Extract the full listing below without altering a single character.
== == ==
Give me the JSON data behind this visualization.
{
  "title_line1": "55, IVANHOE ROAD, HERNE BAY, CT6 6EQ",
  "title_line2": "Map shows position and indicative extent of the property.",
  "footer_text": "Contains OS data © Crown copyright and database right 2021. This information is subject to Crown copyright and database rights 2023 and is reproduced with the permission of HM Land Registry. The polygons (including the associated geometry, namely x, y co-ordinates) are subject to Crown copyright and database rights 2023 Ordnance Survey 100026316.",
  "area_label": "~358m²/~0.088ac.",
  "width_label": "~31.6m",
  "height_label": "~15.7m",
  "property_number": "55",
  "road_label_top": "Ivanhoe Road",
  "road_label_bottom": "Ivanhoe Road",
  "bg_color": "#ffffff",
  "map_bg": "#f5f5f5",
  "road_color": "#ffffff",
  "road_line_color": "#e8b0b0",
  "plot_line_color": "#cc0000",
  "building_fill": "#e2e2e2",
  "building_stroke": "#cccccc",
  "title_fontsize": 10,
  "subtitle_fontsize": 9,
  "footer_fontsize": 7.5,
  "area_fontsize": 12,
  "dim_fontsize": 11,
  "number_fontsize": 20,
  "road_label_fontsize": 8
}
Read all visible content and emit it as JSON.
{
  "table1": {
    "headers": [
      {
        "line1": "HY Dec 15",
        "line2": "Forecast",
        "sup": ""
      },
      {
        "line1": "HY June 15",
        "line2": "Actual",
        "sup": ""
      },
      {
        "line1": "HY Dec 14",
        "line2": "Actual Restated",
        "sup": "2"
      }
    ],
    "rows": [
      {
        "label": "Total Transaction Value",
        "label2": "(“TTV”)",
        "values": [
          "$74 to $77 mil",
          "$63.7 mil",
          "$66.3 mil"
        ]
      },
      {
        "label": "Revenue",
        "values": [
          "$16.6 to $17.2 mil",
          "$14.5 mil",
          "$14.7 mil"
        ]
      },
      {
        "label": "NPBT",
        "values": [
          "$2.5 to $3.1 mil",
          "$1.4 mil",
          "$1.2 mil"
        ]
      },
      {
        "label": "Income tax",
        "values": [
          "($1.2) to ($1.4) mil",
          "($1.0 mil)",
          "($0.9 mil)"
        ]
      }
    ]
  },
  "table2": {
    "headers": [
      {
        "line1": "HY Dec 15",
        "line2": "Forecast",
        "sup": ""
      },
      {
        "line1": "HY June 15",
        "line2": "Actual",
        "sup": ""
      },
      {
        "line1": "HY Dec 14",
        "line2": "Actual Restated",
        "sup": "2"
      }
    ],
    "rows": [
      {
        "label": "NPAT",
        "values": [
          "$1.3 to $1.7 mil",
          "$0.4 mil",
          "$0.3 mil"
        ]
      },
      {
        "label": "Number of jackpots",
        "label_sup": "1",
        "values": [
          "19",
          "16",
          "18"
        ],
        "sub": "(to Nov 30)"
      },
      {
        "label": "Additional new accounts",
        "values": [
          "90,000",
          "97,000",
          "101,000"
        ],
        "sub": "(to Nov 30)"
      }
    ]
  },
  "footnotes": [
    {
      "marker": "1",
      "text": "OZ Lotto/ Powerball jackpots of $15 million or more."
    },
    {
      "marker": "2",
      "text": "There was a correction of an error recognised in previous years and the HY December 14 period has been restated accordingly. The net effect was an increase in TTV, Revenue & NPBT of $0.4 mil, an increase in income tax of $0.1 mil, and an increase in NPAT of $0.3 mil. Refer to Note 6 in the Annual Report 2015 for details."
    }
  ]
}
== == ==
§ **FULL OUTPUT**
Give me the JSON data behind this visualization.
{
  "title_line1": "55, IVANHOE ROAD, HERNE BAY, CT6 6EQ",
  "title_line2": "Map shows position and indicative extent of the property.",
  "footer_text": "Contains OS data © Crown copyright and database right 2021. This information is subject to Crown copyright and database rights 2023 and is reproduced with the permission of HM Land Registry. The polygons (including the associated geometry, namely x, y co-ordinates) are subject to Crown copyright and database rights 2023 Ordnance Survey 100026316.",
  "area_label": "~358m²/~0.088ac.",
  "width_label": "~31.6m",
  "height_label": "~15.7m",
  "property_number": "55",
  "road_label_top": "Ivanhoe Road",
  "road_label_bottom": "Ivanhoe Road",
  "bg_color": "#ffffff",
  "map_bg": "#f5f5f5",
  "road_color": "#ffffff",
  "road_line_color": "#e8b0b0",
  "plot_line_color": "#cc0000",
  "building_fill": "#e2e2e2",
  "building_stroke": "#cccccc",
  "title_fontsize": 10,
  "subtitle_fontsize": 9,
  "footer_fontsize": 7.5,
  "area_fontsize": 12,
  "dim_fontsize": 11,
  "number_fontsize": 20,
  "road_label_fontsize": 8
}
Read all visible content and emit it as JSON.
{
  "table1": {
    "headers": [
      {
        "line1": "HY Dec 15",
        "line2": "Forecast",
        "sup": ""
      },
      {
        "line1": "HY June 15",
        "line2": "Actual",
        "sup": ""
      },
      {
        "line1": "HY Dec 14",
        "line2": "Actual Restated",
        "sup": "2"
      }
    ],
    "rows": [
      {
        "label": "Total Transaction Value",
        "label2": "(“TTV”)",
        "values": [
          "$74 to $77 mil",
          "$63.7 mil",
          "$66.3 mil"
        ]
      },
      {
        "label": "Revenue",
        "values": [
          "$16.6 to $17.2 mil",
          "$14.5 mil",
          "$14.7 mil"
        ]
      },
      {
        "label": "NPBT",
        "values": [
          "$2.5 to $3.1 mil",
          "$1.4 mil",
          "$1.2 mil"
        ]
      },
      {
        "label": "Income tax",
        "values": [
          "($1.2) to ($1.4) mil",
          "($1.0 mil)",
          "($0.9 mil)"
        ]
      }
    ]
  },
  "table2": {
    "headers": [
      {
        "line1": "HY Dec 15",
        "line2": "Forecast",
        "sup": ""
      },
      {
        "line1": "HY June 15",
        "line2": "Actual",
        "sup": ""
      },
      {
        "line1": "HY Dec 14",
        "line2": "Actual Restated",
        "sup": "2"
      }
    ],
    "rows": [
      {
        "label": "NPAT",
        "values": [
          "$1.3 to $1.7 mil",
          "$0.4 mil",
          "$0.3 mil"
        ]
      },
      {
        "label": "Number of jackpots",
        "label_sup": "1",
        "values": [
          "19",
          "16",
          "18"
        ],
        "sub": "(to Nov 30)"
      },
      {
        "label": "Additional new accounts",
        "values": [
          "90,000",
          "97,000",
          "101,000"
        ],
        "sub": "(to Nov 30)"
      }
    ]
  },
  "footnotes": [
    {
      "marker": "1",
      "text": "OZ Lotto/ Powerball jackpots of $15 million or more."
    },
    {
      "marker": "2",
      "text": "There was a correction of an error recognised in previous years and the HY December 14 period has been restated accordingly. The net effect was an increase in TTV, Revenue & NPBT of $0.4 mil, an increase in income tax of $0.1 mil, and an increase in NPAT of $0.3 mil. Refer to Note 6 in the Annual Report 2015 for details."
    }
  ]
}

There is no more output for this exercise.